# TASK INSTRUCTIONS
Where a line of the material contains the string "время", copy that line.

# Data listing
********

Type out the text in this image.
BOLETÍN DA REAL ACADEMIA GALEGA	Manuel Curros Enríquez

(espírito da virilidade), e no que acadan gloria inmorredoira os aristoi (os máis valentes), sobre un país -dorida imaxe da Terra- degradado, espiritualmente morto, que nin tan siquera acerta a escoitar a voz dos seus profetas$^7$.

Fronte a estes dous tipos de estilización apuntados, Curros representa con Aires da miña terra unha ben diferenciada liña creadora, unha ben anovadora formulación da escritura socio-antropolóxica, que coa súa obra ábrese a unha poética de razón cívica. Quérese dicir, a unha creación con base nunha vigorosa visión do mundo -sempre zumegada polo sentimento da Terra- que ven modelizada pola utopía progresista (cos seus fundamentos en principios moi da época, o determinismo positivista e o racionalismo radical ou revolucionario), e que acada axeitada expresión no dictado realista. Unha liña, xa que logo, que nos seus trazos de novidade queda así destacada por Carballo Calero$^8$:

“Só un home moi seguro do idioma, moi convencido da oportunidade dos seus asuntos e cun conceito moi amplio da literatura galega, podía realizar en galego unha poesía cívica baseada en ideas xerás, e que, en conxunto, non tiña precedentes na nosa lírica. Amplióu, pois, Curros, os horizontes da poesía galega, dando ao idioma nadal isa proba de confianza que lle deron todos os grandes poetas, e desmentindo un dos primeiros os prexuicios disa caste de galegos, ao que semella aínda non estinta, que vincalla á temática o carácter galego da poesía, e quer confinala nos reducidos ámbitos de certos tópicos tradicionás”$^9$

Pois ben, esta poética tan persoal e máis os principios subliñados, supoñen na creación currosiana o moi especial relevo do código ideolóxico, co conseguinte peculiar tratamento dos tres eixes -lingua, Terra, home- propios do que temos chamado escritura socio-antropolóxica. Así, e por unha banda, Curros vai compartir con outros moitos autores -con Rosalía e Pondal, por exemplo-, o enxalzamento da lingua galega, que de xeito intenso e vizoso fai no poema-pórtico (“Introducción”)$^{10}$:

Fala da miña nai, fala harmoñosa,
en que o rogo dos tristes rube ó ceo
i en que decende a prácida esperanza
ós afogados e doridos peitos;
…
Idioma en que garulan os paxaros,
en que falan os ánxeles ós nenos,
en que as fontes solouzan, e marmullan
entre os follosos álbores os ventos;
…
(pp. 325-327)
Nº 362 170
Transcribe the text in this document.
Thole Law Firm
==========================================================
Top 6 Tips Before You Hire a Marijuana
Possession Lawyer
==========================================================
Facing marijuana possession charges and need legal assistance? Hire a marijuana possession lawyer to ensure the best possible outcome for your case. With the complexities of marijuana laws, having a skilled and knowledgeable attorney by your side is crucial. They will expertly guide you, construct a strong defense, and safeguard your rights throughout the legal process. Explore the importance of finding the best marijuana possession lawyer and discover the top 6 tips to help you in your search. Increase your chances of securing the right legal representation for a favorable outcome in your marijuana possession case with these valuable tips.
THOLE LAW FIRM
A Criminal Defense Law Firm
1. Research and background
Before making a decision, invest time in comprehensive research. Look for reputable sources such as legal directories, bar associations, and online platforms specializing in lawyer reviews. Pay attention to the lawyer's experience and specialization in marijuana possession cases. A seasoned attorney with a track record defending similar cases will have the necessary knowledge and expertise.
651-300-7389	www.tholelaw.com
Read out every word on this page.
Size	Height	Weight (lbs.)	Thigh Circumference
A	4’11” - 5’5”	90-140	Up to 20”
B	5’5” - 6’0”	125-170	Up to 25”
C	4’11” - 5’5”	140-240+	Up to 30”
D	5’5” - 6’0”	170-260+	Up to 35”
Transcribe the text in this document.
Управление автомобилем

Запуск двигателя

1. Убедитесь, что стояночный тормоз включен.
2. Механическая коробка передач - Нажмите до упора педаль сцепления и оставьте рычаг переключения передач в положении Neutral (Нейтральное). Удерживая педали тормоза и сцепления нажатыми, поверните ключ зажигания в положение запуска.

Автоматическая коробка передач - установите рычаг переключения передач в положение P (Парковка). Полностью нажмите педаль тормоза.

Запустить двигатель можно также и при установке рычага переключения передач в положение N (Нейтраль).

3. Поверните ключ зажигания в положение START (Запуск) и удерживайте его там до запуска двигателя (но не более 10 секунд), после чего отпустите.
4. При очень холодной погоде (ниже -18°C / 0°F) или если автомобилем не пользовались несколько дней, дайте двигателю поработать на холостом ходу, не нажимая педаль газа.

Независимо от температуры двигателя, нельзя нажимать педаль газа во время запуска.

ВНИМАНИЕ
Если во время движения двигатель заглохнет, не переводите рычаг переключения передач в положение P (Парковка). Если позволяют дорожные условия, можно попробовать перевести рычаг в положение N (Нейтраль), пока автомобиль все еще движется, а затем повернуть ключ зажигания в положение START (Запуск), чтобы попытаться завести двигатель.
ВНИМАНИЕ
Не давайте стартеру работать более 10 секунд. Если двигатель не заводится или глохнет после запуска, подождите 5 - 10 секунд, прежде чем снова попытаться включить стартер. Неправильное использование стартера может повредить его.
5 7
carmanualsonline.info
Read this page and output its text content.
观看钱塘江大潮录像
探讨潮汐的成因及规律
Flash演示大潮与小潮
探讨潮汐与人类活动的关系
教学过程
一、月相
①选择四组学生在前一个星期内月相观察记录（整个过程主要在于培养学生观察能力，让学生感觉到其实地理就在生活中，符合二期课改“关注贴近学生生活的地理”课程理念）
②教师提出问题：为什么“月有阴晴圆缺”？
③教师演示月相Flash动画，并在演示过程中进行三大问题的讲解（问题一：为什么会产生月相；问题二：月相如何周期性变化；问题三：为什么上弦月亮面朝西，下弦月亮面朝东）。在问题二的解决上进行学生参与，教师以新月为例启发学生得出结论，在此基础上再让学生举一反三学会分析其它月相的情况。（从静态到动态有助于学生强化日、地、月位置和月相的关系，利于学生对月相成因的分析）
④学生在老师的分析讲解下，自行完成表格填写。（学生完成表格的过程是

********

# EXERCISE OUTPUT
Независимо от температуры двигателя, нельзя нажимать педаль газа во время запуска.
Если во время движения двигатель заглохнет, не переводите рычаг переключения передач в положение P (Парковка). Если позволяют дорожные условия, можно попробовать перевести рычаг в положение N (Нейтраль), пока автомобиль все еще движется, а затем повернуть ключ зажигания в положение START (Запуск), чтобы попытаться завести двигатель.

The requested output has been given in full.